### DIRECTIONS
Quote all entries exactly, leaving pictures aside.

### EXTRACTED DATA
* start *

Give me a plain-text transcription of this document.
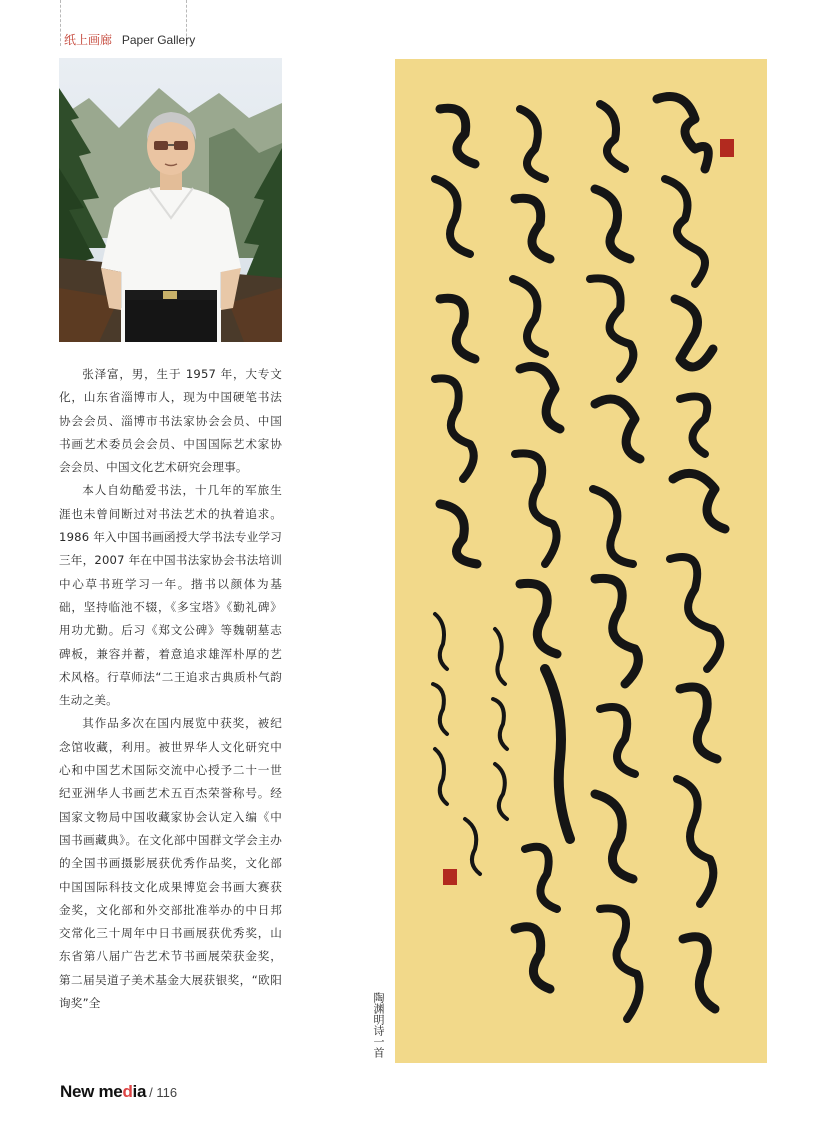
纸上画廊 Paper Gallery

张泽富，男，生于 1957 年，大专文化，山东省淄博市人，现为中国硬笔书法协会会员、淄博市书法家协会会员、中国书画艺术委员会会员、中国国际艺术家协会会员、中国文化艺术研究会理事。

本人自幼酷爱书法，十几年的军旅生涯也未曾间断过对书法艺术的执着追求。1986 年入中国书画函授大学书法专业学习三年，2007 年在中国书法家协会书法培训中心草书班学习一年。揩书以颜体为基础，坚持临池不辍，《多宝塔》《勤礼碑》用功尤勤。后习《郑文公碑》等魏朝墓志碑板，兼容并蓄，着意追求雄浑朴厚的艺术风格。行草师法“二王追求古典质朴气韵生动之美。

其作品多次在国内展览中获奖，被纪念馆收藏，利用。被世界华人文化研究中心和中国艺术国际交流中心授予二十一世纪亚洲华人书画艺术五百杰荣誉称号。经国家文物局中国收藏家协会认定入编《中国书画藏典》。在文化部中国群文学会主办的全国书画摄影展获优秀作品奖，文化部中国国际科技文化成果博览会书画大赛获金奖，文化部和外交部批准举办的中日邦交常化三十周年中日书画展获优秀奖，山东省第八届广告艺术节书画展荣获金奖，第二届吴道子美术基金大展获银奖，“欧阳询奖”全	陶渊明诗一首
New media / 116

* end *

### FULL OUTPUT
Give me a plain-text transcription of this document.
纸上画廊 Paper Gallery

张泽富，男，生于 1957 年，大专文化，山东省淄博市人，现为中国硬笔书法协会会员、淄博市书法家协会会员、中国书画艺术委员会会员、中国国际艺术家协会会员、中国文化艺术研究会理事。

本人自幼酷爱书法，十几年的军旅生涯也未曾间断过对书法艺术的执着追求。1986 年入中国书画函授大学书法专业学习三年，2007 年在中国书法家协会书法培训中心草书班学习一年。揩书以颜体为基础，坚持临池不辍，《多宝塔》《勤礼碑》用功尤勤。后习《郑文公碑》等魏朝墓志碑板，兼容并蓄，着意追求雄浑朴厚的艺术风格。行草师法“二王追求古典质朴气韵生动之美。

其作品多次在国内展览中获奖，被纪念馆收藏，利用。被世界华人文化研究中心和中国艺术国际交流中心授予二十一世纪亚洲华人书画艺术五百杰荣誉称号。经国家文物局中国收藏家协会认定入编《中国书画藏典》。在文化部中国群文学会主办的全国书画摄影展获优秀作品奖，文化部中国国际科技文化成果博览会书画大赛获金奖，文化部和外交部批准举办的中日邦交常化三十周年中日书画展获优秀奖，山东省第八届广告艺术节书画展荣获金奖，第二届吴道子美术基金大展获银奖，“欧阳询奖”全	陶渊明诗一首
New media / 116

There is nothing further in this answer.